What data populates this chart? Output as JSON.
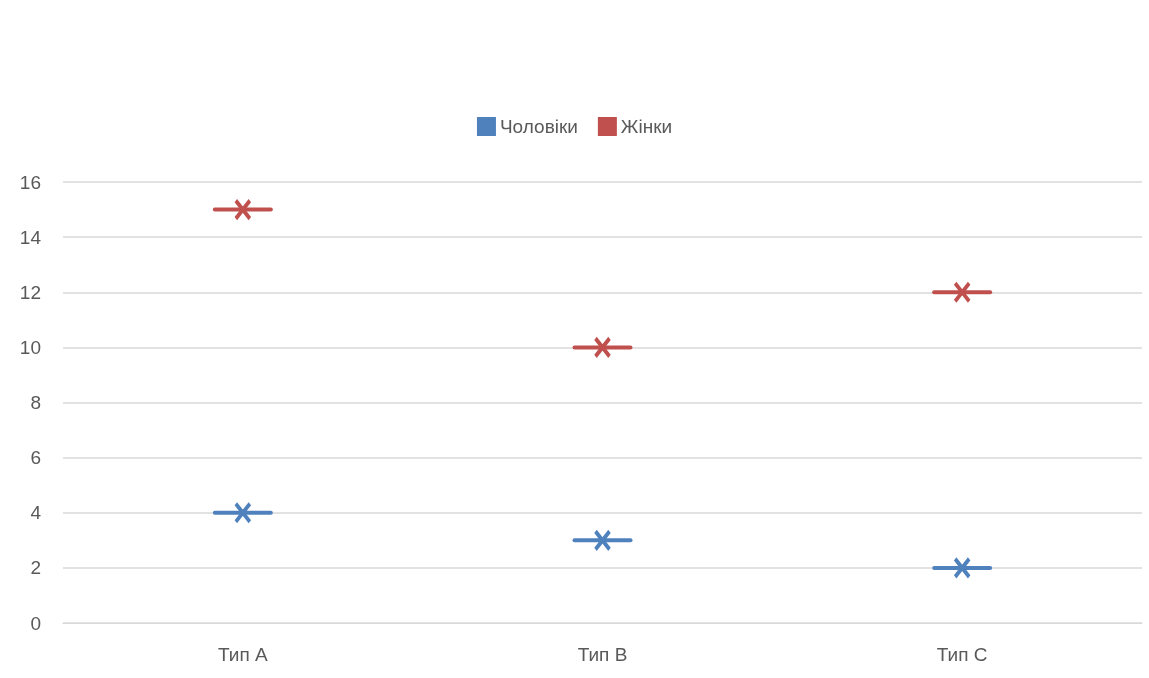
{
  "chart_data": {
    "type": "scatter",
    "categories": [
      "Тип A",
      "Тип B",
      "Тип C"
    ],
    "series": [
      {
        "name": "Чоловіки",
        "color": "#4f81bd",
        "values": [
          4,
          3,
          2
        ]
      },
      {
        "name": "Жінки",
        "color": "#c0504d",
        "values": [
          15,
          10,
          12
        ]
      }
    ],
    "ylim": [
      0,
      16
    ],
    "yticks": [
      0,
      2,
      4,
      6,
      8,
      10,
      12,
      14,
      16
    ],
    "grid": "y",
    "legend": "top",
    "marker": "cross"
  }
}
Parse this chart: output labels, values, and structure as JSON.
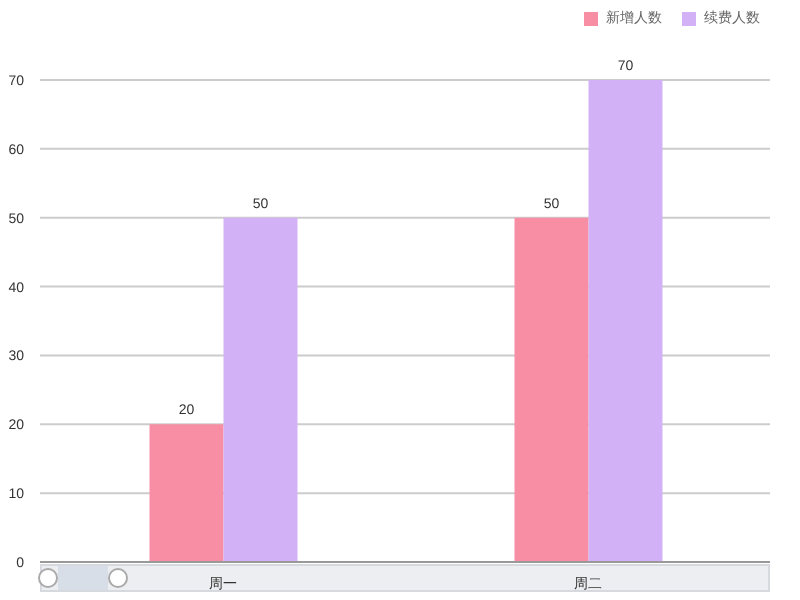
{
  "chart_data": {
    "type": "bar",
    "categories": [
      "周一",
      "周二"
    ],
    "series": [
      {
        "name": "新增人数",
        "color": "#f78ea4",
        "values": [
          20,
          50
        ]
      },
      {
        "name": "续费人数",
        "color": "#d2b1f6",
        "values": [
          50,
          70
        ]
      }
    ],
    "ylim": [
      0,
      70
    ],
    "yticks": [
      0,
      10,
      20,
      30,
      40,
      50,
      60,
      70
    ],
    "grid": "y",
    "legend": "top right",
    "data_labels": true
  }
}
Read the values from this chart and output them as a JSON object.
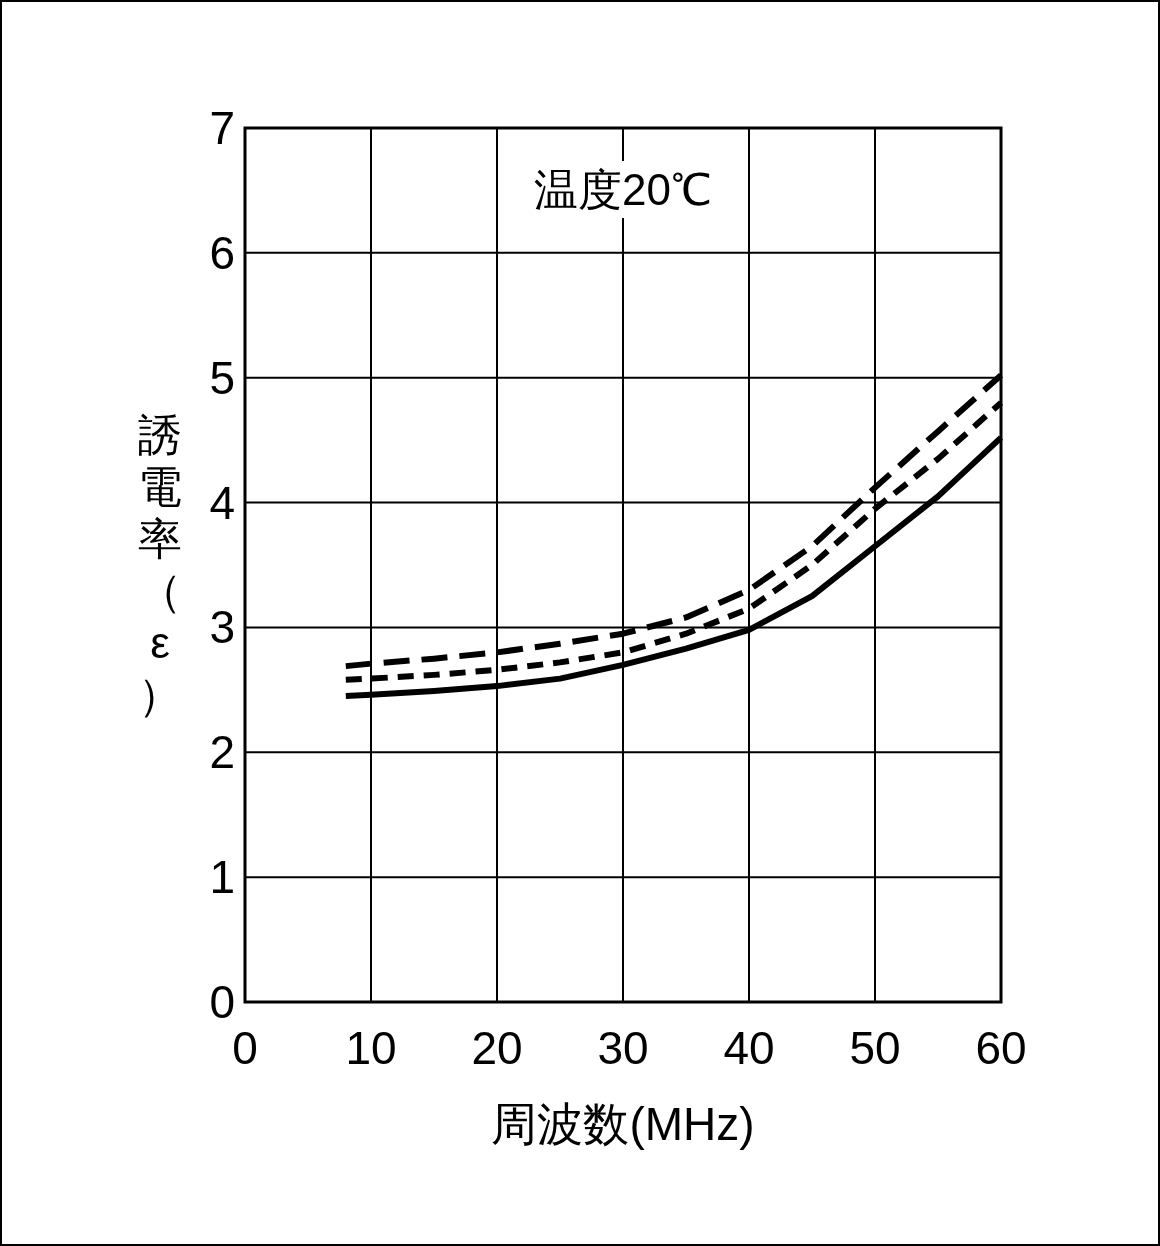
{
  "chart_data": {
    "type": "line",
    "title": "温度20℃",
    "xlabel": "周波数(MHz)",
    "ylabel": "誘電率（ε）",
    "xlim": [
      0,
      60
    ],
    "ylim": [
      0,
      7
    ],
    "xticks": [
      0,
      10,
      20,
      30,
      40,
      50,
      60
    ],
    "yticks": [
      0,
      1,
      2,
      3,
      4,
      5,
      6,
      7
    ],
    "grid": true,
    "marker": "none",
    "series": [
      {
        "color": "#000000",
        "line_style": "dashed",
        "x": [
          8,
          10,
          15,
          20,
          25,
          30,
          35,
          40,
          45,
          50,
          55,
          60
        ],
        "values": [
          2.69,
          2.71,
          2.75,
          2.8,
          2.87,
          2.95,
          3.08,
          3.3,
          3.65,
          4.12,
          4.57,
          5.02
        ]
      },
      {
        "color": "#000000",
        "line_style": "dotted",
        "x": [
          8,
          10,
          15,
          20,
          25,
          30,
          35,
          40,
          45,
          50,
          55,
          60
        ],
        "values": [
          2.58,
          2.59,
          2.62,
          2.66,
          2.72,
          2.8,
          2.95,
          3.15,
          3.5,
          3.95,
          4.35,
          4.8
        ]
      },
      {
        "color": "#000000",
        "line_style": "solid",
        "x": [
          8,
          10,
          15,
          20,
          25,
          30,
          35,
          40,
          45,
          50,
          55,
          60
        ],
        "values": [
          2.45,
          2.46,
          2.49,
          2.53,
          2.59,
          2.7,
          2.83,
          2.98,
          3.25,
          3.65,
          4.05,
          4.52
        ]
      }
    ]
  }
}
·····
● PROBLEM TO WORK ON
Repeat each record exactly as shown above, dropping all images.

● FULL RESPONSE
What data populates this chart? Output as JSON.
{
  "chart_data": {
    "type": "scatter",
    "categories": [
      "Тип A",
      "Тип B",
      "Тип C"
    ],
    "series": [
      {
        "name": "Чоловіки",
        "color": "#4f81bd",
        "values": [
          4,
          3,
          2
        ]
      },
      {
        "name": "Жінки",
        "color": "#c0504d",
        "values": [
          15,
          10,
          12
        ]
      }
    ],
    "ylim": [
      0,
      16
    ],
    "yticks": [
      0,
      2,
      4,
      6,
      8,
      10,
      12,
      14,
      16
    ],
    "grid": "y",
    "legend": "top",
    "marker": "cross"
  }
}
Parse this chart: output labels, values, and structure as JSON.
{
  "chart_data": {
    "type": "bar",
    "categories": [
      "周一",
      "周二"
    ],
    "series": [
      {
        "name": "新增人数",
        "color": "#f78ea4",
        "values": [
          20,
          50
        ]
      },
      {
        "name": "续费人数",
        "color": "#d2b1f6",
        "values": [
          50,
          70
        ]
      }
    ],
    "ylim": [
      0,
      70
    ],
    "yticks": [
      0,
      10,
      20,
      30,
      40,
      50,
      60,
      70
    ],
    "grid": "y",
    "legend": "top right",
    "data_labels": true
  }
}
Read the values from this chart and output them as a JSON object.
{
  "chart_data": {
    "type": "line",
    "title": "温度20℃",
    "xlabel": "周波数(MHz)",
    "ylabel": "誘電率（ε）",
    "xlim": [
      0,
      60
    ],
    "ylim": [
      0,
      7
    ],
    "xticks": [
      0,
      10,
      20,
      30,
      40,
      50,
      60
    ],
    "yticks": [
      0,
      1,
      2,
      3,
      4,
      5,
      6,
      7
    ],
    "grid": true,
    "marker": "none",
    "series": [
      {
        "color": "#000000",
        "line_style": "dashed",
        "x": [
          8,
          10,
          15,
          20,
          25,
          30,
          35,
          40,
          45,
          50,
          55,
          60
        ],
        "values": [
          2.69,
          2.71,
          2.75,
          2.8,
          2.87,
          2.95,
          3.08,
          3.3,
          3.65,
          4.12,
          4.57,
          5.02
        ]
      },
      {
        "color": "#000000",
        "line_style": "dotted",
        "x": [
          8,
          10,
          15,
          20,
          25,
          30,
          35,
          40,
          45,
          50,
          55,
          60
        ],
        "values": [
          2.58,
          2.59,
          2.62,
          2.66,
          2.72,
          2.8,
          2.95,
          3.15,
          3.5,
          3.95,
          4.35,
          4.8
        ]
      },
      {
        "color": "#000000",
        "line_style": "solid",
        "x": [
          8,
          10,
          15,
          20,
          25,
          30,
          35,
          40,
          45,
          50,
          55,
          60
        ],
        "values": [
          2.45,
          2.46,
          2.49,
          2.53,
          2.59,
          2.7,
          2.83,
          2.98,
          3.25,
          3.65,
          4.05,
          4.52
        ]
      }
    ]
  }
}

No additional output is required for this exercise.